Stored items
------------------------------

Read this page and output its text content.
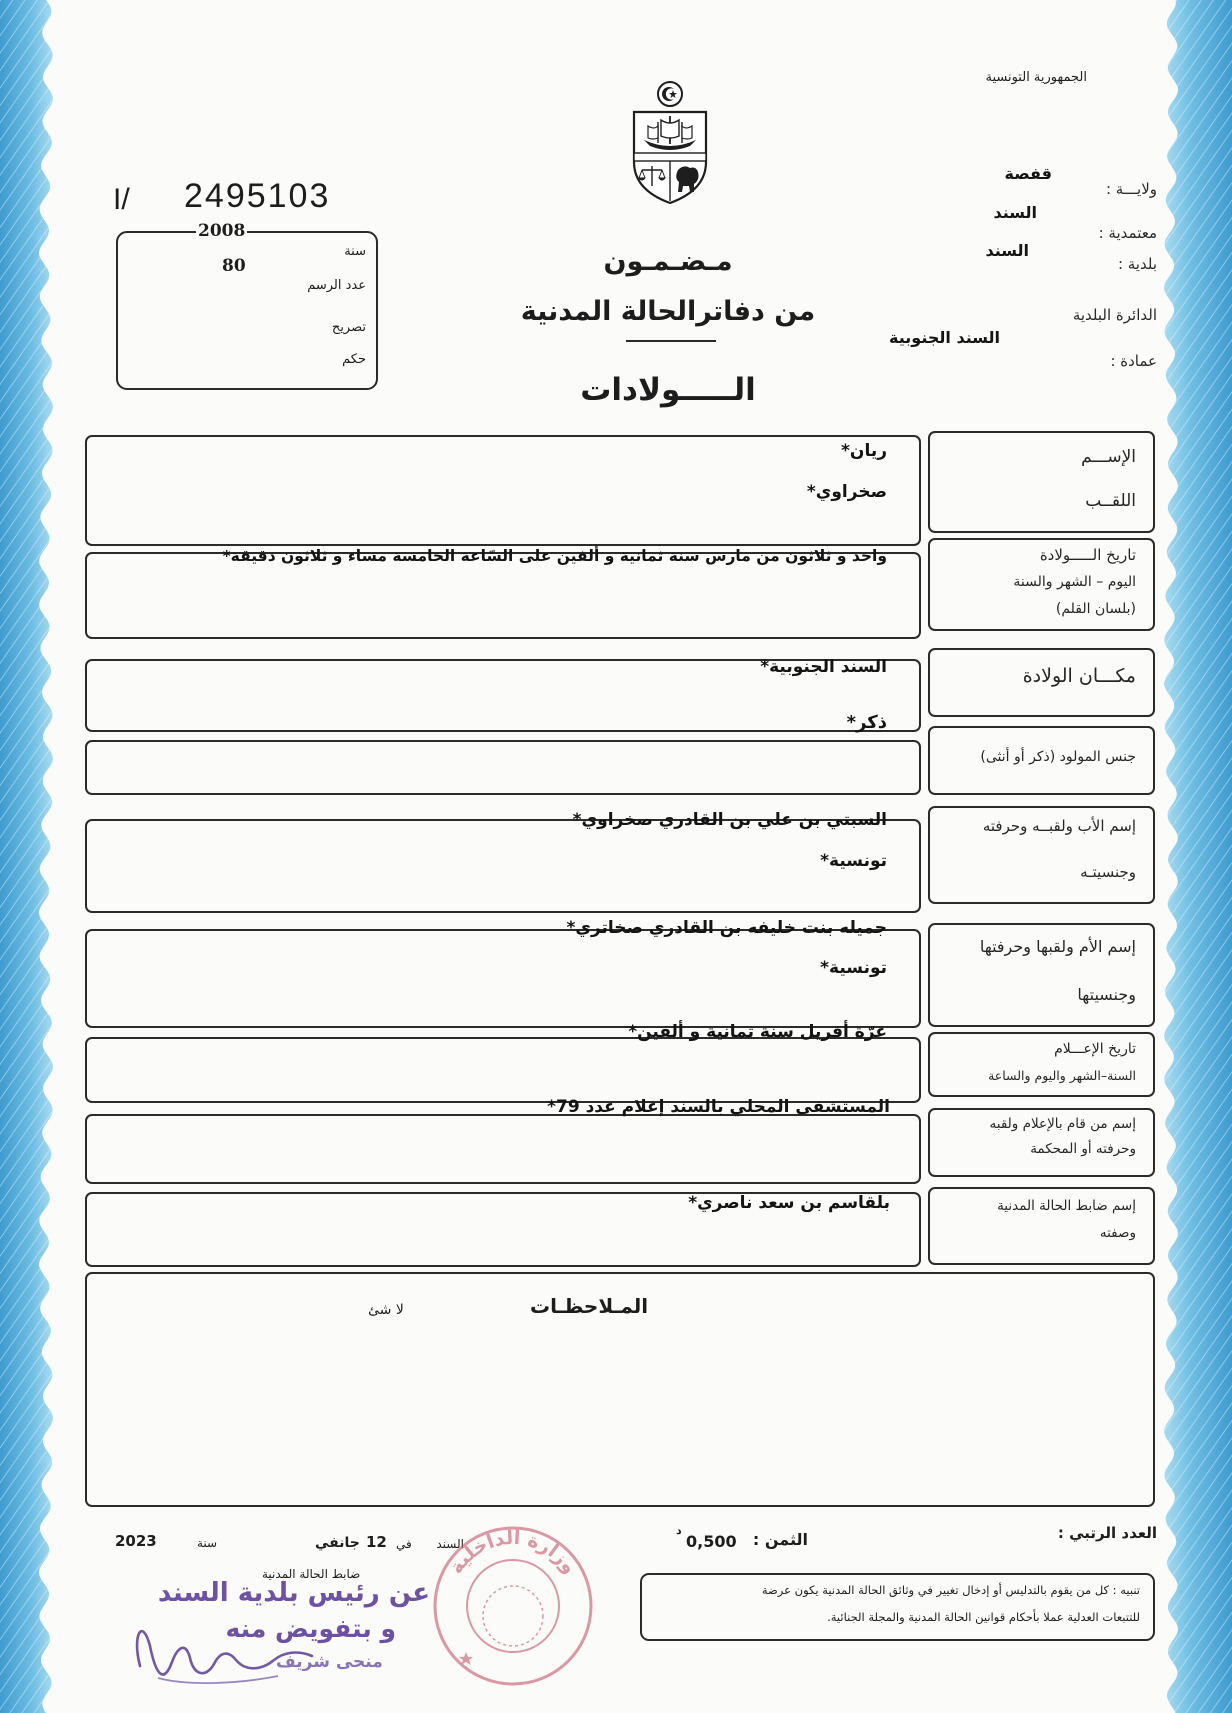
الجمهورية التونسية
ولايـــة :
قفصة
السند
معتمدية :
السند
بلدية :
الدائرة البلدية
السند الجنوبية
عمادة :
I/ 2495103
2008
سنة
80
عدد الرسم
تصريح
حكم
مـضـمـون
من دفاترالحالة المدنية
الـــــولادات
الإســـم
اللقــب
تاريخ الـــــولادة
اليوم – الشهر والسنة
(بلسان القلم)
مكـــان الولادة
جنس المولود (ذكر أو أنثى)
إسم الأب ولقبــه وحرفته
وجنسيتـه
إسم الأم ولقبها وحرفتها
وجنسيتها
تاريخ الإعـــلام
السنة–الشهر واليوم والساعة
إسم من قام بالإعلام ولقبه
وحرفته أو المحكمة
إسم ضابط الحالة المدنية
وصفته
ريان*
صخراوي*
واحد و ثلاثون من مارس سنة ثمانية و ألفين على السّاعة الخامسة مساء و ثلاثون دقيقة*
السند الجنوبية*
ذكر*
السبتي بن علي بن القادري صخراوي*
تونسية*
جميله بنت خليفه بن القادري صخاتري*
تونسية*
غرّة أفريل سنة ثمانية و ألفين*
المستشفى المحلي بالسند إعلام عدد 79*
بلقاسم بن سعد ناصري*
المـلاحظـات
لا شئ
العدد الرتبي :
الثمن :
0,500
د
السند
في
12
جانفي
سنة
2023
تنبيه : كل من يقوم بالتدليس أو إدخال تغيير في وثائق الحالة المدنية يكون عرضة
للتتبعات العدلية عملا بأحكام قوانين الحالة المدنية والمجلة الجنائية.
وزارة الداخلية
ضابط الحالة المدنية
عن رئيس بلدية السند
و بتفويض منه
منحى شريف
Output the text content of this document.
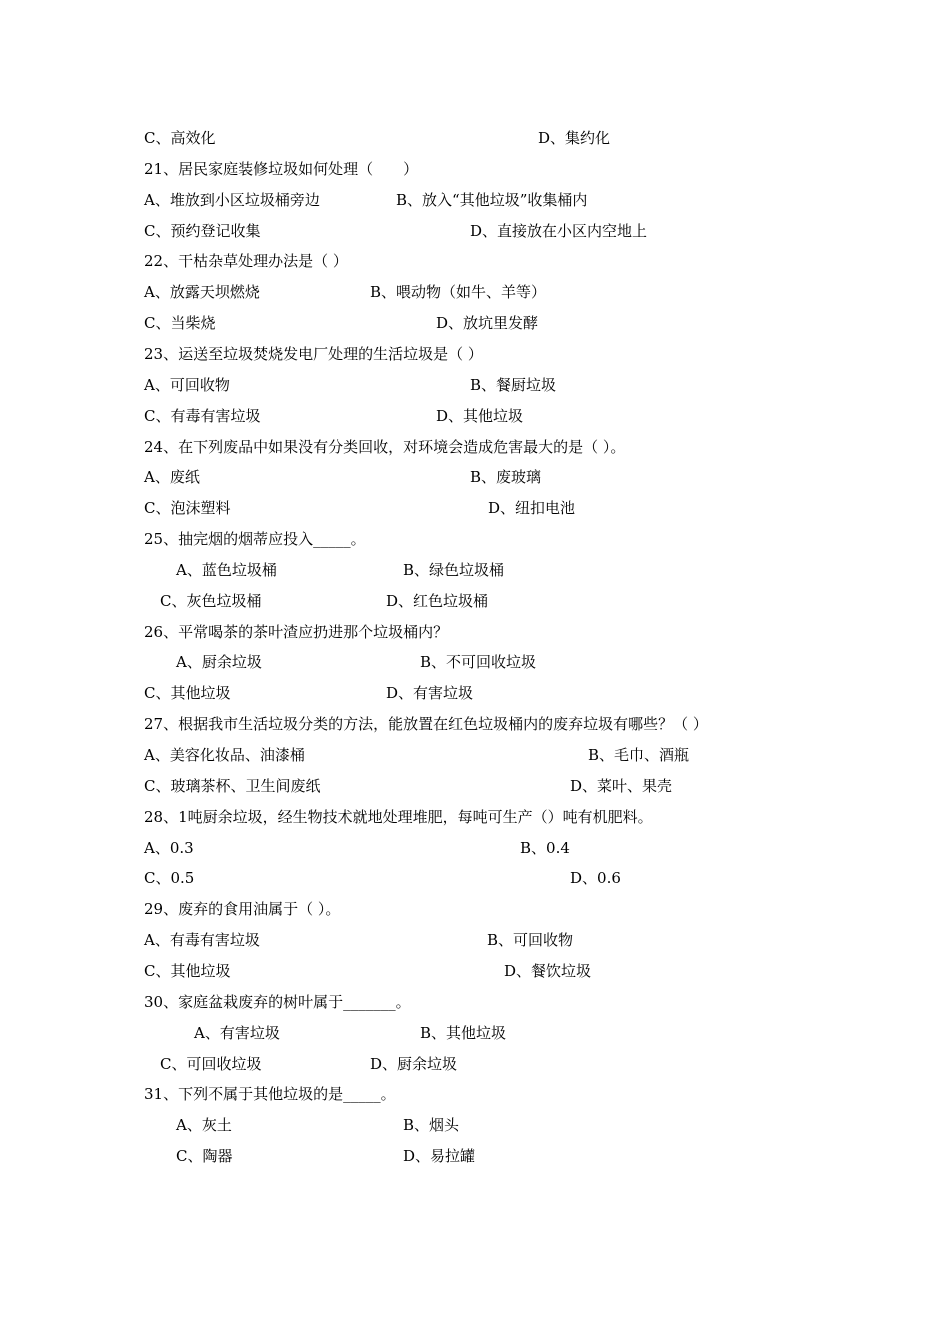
C、高效化	D、集约化
21、居民家庭装修垃圾如何处理（　　）
A、堆放到小区垃圾桶旁边	B、放入“其他垃圾”收集桶内
C、预约登记收集	D、直接放在小区内空地上
22、干枯杂草处理办法是（ ）
A、放露天坝燃烧	B、喂动物（如牛、羊等）
C、当柴烧	D、放坑里发酵
23、运送至垃圾焚烧发电厂处理的生活垃圾是（ ）
A、可回收物	B、餐厨垃圾
C、有毒有害垃圾	D、其他垃圾
24、在下列废品中如果没有分类回收，对环境会造成危害最大的是（ ）。
A、废纸	B、废玻璃
C、泡沫塑料	D、纽扣电池
25、抽完烟的烟蒂应投入_____。
A、蓝色垃圾桶	B、绿色垃圾桶
C、灰色垃圾桶	D、红色垃圾桶
26、平常喝茶的茶叶渣应扔进那个垃圾桶内？
A、厨余垃圾	B、不可回收垃圾
C、其他垃圾	D、有害垃圾
27、根据我市生活垃圾分类的方法，能放置在红色垃圾桶内的废弃垃圾有哪些？（ ）
A、美容化妆品、油漆桶	B、毛巾、酒瓶
C、玻璃茶杯、卫生间废纸	D、菜叶、果壳
28、1吨厨余垃圾，经生物技术就地处理堆肥，每吨可生产（）吨有机肥料。
A、0.3	B、0.4
C、0.5	D、0.6
29、废弃的食用油属于（ ）。
A、有毒有害垃圾	B、可回收物
C、其他垃圾	D、餐饮垃圾
30、家庭盆栽废弃的树叶属于_______。
A、有害垃圾	B、其他垃圾
C、可回收垃圾	D、厨余垃圾
31、下列不属于其他垃圾的是_____。
A、灰土	B、烟头
C、陶器	D、易拉罐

------------------------------

The answer is a single number: how many lines include the word "المدنية"?

[Full solution] 5